Task directions: Copy all the material that follows, keeping every character the same.

Excerpted data:
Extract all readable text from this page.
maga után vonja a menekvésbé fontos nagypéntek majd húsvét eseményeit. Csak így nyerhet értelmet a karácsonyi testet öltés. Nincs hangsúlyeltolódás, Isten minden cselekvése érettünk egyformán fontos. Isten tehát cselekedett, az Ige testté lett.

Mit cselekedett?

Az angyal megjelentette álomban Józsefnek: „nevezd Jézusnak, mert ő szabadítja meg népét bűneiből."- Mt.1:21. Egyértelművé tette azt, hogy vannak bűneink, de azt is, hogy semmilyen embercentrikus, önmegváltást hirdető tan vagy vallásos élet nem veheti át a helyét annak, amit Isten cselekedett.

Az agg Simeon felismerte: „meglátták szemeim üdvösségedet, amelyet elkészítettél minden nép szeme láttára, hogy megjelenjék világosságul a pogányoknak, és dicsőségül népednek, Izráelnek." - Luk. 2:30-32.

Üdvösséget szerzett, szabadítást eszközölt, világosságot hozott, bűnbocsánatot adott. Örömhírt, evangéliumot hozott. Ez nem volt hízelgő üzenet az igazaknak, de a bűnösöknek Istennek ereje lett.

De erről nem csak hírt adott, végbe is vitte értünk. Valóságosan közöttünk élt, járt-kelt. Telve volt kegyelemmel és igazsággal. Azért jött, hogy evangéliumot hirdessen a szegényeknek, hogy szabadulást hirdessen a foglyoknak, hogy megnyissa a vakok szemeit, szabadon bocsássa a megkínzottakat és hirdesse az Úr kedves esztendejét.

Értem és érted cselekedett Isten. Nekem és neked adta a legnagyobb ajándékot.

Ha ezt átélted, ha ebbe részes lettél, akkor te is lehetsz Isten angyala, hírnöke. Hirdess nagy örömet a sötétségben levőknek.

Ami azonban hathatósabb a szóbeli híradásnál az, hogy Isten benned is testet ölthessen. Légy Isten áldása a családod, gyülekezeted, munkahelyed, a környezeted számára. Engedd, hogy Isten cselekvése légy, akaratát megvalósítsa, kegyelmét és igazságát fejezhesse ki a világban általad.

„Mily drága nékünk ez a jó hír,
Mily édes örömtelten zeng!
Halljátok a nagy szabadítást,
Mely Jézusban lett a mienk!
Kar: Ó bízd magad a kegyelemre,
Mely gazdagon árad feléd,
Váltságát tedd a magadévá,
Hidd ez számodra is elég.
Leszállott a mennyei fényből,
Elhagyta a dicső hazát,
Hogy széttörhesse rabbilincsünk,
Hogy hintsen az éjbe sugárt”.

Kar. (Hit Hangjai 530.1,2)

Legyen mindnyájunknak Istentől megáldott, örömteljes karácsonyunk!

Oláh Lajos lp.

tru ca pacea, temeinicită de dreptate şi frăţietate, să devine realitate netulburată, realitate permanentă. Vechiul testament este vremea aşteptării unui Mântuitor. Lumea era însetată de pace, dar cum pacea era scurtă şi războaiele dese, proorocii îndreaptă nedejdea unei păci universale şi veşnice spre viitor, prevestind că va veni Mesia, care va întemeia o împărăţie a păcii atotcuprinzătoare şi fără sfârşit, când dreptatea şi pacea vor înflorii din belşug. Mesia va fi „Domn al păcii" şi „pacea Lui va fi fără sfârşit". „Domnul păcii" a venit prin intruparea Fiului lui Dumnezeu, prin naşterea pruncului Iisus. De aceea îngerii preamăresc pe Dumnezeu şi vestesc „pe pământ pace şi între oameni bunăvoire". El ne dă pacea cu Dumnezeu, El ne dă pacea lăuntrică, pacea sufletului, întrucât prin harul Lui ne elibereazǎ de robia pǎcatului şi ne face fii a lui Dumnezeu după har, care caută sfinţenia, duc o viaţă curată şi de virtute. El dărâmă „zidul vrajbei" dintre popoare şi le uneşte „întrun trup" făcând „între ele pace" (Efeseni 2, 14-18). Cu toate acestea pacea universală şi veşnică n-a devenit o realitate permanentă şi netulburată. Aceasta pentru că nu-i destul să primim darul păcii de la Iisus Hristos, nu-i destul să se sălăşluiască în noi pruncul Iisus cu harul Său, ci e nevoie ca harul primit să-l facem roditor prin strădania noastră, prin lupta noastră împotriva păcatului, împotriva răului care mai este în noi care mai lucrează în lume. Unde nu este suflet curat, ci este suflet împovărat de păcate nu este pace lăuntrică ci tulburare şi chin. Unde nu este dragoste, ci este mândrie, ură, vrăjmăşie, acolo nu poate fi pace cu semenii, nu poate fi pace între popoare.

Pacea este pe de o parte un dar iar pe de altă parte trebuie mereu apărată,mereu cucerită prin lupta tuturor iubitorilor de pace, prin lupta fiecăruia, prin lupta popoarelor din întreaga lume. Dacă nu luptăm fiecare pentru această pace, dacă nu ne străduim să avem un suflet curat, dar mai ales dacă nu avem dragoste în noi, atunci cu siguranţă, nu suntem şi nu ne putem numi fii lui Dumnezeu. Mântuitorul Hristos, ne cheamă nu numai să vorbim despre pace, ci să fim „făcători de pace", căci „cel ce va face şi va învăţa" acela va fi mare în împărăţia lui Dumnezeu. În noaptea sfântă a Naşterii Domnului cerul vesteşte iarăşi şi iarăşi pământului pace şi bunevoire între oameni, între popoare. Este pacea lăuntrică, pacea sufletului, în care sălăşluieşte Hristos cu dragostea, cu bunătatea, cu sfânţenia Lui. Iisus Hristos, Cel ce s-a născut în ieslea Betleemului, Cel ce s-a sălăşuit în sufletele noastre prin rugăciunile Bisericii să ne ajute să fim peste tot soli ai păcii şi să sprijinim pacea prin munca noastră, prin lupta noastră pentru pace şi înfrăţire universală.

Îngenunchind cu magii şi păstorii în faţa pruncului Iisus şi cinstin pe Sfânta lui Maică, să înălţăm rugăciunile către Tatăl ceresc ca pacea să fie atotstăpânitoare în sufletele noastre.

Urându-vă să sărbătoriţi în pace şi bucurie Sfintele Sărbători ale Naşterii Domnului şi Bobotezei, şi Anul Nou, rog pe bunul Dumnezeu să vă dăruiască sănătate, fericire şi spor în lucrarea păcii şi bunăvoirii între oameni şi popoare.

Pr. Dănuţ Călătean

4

Final result:
Extract all readable text from this page.
maga után vonja a menekvésbé fontos nagypéntek majd húsvét eseményeit. Csak így nyerhet értelmet a karácsonyi testet öltés. Nincs hangsúlyeltolódás, Isten minden cselekvése érettünk egyformán fontos. Isten tehát cselekedett, az Ige testté lett.

Mit cselekedett?

Az angyal megjelentette álomban Józsefnek: „nevezd Jézusnak, mert ő szabadítja meg népét bűneiből."- Mt.1:21. Egyértelművé tette azt, hogy vannak bűneink, de azt is, hogy semmilyen embercentrikus, önmegváltást hirdető tan vagy vallásos élet nem veheti át a helyét annak, amit Isten cselekedett.

Az agg Simeon felismerte: „meglátták szemeim üdvösségedet, amelyet elkészítettél minden nép szeme láttára, hogy megjelenjék világosságul a pogányoknak, és dicsőségül népednek, Izráelnek." - Luk. 2:30-32.

Üdvösséget szerzett, szabadítást eszközölt, világosságot hozott, bűnbocsánatot adott. Örömhírt, evangéliumot hozott. Ez nem volt hízelgő üzenet az igazaknak, de a bűnösöknek Istennek ereje lett.

De erről nem csak hírt adott, végbe is vitte értünk. Valóságosan közöttünk élt, járt-kelt. Telve volt kegyelemmel és igazsággal. Azért jött, hogy evangéliumot hirdessen a szegényeknek, hogy szabadulást hirdessen a foglyoknak, hogy megnyissa a vakok szemeit, szabadon bocsássa a megkínzottakat és hirdesse az Úr kedves esztendejét.

Értem és érted cselekedett Isten. Nekem és neked adta a legnagyobb ajándékot.

Ha ezt átélted, ha ebbe részes lettél, akkor te is lehetsz Isten angyala, hírnöke. Hirdess nagy örömet a sötétségben levőknek.

Ami azonban hathatósabb a szóbeli híradásnál az, hogy Isten benned is testet ölthessen. Légy Isten áldása a családod, gyülekezeted, munkahelyed, a környezeted számára. Engedd, hogy Isten cselekvése légy, akaratát megvalósítsa, kegyelmét és igazságát fejezhesse ki a világban általad.

„Mily drága nékünk ez a jó hír,
Mily édes örömtelten zeng!
Halljátok a nagy szabadítást,
Mely Jézusban lett a mienk!
Kar: Ó bízd magad a kegyelemre,
Mely gazdagon árad feléd,
Váltságát tedd a magadévá,
Hidd ez számodra is elég.
Leszállott a mennyei fényből,
Elhagyta a dicső hazát,
Hogy széttörhesse rabbilincsünk,
Hogy hintsen az éjbe sugárt”.

Kar. (Hit Hangjai 530.1,2)

Legyen mindnyájunknak Istentől megáldott, örömteljes karácsonyunk!

Oláh Lajos lp.

tru ca pacea, temeinicită de dreptate şi frăţietate, să devine realitate netulburată, realitate permanentă. Vechiul testament este vremea aşteptării unui Mântuitor. Lumea era însetată de pace, dar cum pacea era scurtă şi războaiele dese, proorocii îndreaptă nedejdea unei păci universale şi veşnice spre viitor, prevestind că va veni Mesia, care va întemeia o împărăţie a păcii atotcuprinzătoare şi fără sfârşit, când dreptatea şi pacea vor înflorii din belşug. Mesia va fi „Domn al păcii" şi „pacea Lui va fi fără sfârşit". „Domnul păcii" a venit prin intruparea Fiului lui Dumnezeu, prin naşterea pruncului Iisus. De aceea îngerii preamăresc pe Dumnezeu şi vestesc „pe pământ pace şi între oameni bunăvoire". El ne dă pacea cu Dumnezeu, El ne dă pacea lăuntrică, pacea sufletului, întrucât prin harul Lui ne elibereazǎ de robia pǎcatului şi ne face fii a lui Dumnezeu după har, care caută sfinţenia, duc o viaţă curată şi de virtute. El dărâmă „zidul vrajbei" dintre popoare şi le uneşte „întrun trup" făcând „între ele pace" (Efeseni 2, 14-18). Cu toate acestea pacea universală şi veşnică n-a devenit o realitate permanentă şi netulburată. Aceasta pentru că nu-i destul să primim darul păcii de la Iisus Hristos, nu-i destul să se sălăşluiască în noi pruncul Iisus cu harul Său, ci e nevoie ca harul primit să-l facem roditor prin strădania noastră, prin lupta noastră împotriva păcatului, împotriva răului care mai este în noi care mai lucrează în lume. Unde nu este suflet curat, ci este suflet împovărat de păcate nu este pace lăuntrică ci tulburare şi chin. Unde nu este dragoste, ci este mândrie, ură, vrăjmăşie, acolo nu poate fi pace cu semenii, nu poate fi pace între popoare.

Pacea este pe de o parte un dar iar pe de altă parte trebuie mereu apărată,mereu cucerită prin lupta tuturor iubitorilor de pace, prin lupta fiecăruia, prin lupta popoarelor din întreaga lume. Dacă nu luptăm fiecare pentru această pace, dacă nu ne străduim să avem un suflet curat, dar mai ales dacă nu avem dragoste în noi, atunci cu siguranţă, nu suntem şi nu ne putem numi fii lui Dumnezeu. Mântuitorul Hristos, ne cheamă nu numai să vorbim despre pace, ci să fim „făcători de pace", căci „cel ce va face şi va învăţa" acela va fi mare în împărăţia lui Dumnezeu. În noaptea sfântă a Naşterii Domnului cerul vesteşte iarăşi şi iarăşi pământului pace şi bunevoire între oameni, între popoare. Este pacea lăuntrică, pacea sufletului, în care sălăşluieşte Hristos cu dragostea, cu bunătatea, cu sfânţenia Lui. Iisus Hristos, Cel ce s-a născut în ieslea Betleemului, Cel ce s-a sălăşuit în sufletele noastre prin rugăciunile Bisericii să ne ajute să fim peste tot soli ai păcii şi să sprijinim pacea prin munca noastră, prin lupta noastră pentru pace şi înfrăţire universală.

Îngenunchind cu magii şi păstorii în faţa pruncului Iisus şi cinstin pe Sfânta lui Maică, să înălţăm rugăciunile către Tatăl ceresc ca pacea să fie atotstăpânitoare în sufletele noastre.

Urându-vă să sărbătoriţi în pace şi bucurie Sfintele Sărbători ale Naşterii Domnului şi Bobotezei, şi Anul Nou, rog pe bunul Dumnezeu să vă dăruiască sănătate, fericire şi spor în lucrarea păcii şi bunăvoirii între oameni şi popoare.

Pr. Dănuţ Călătean

4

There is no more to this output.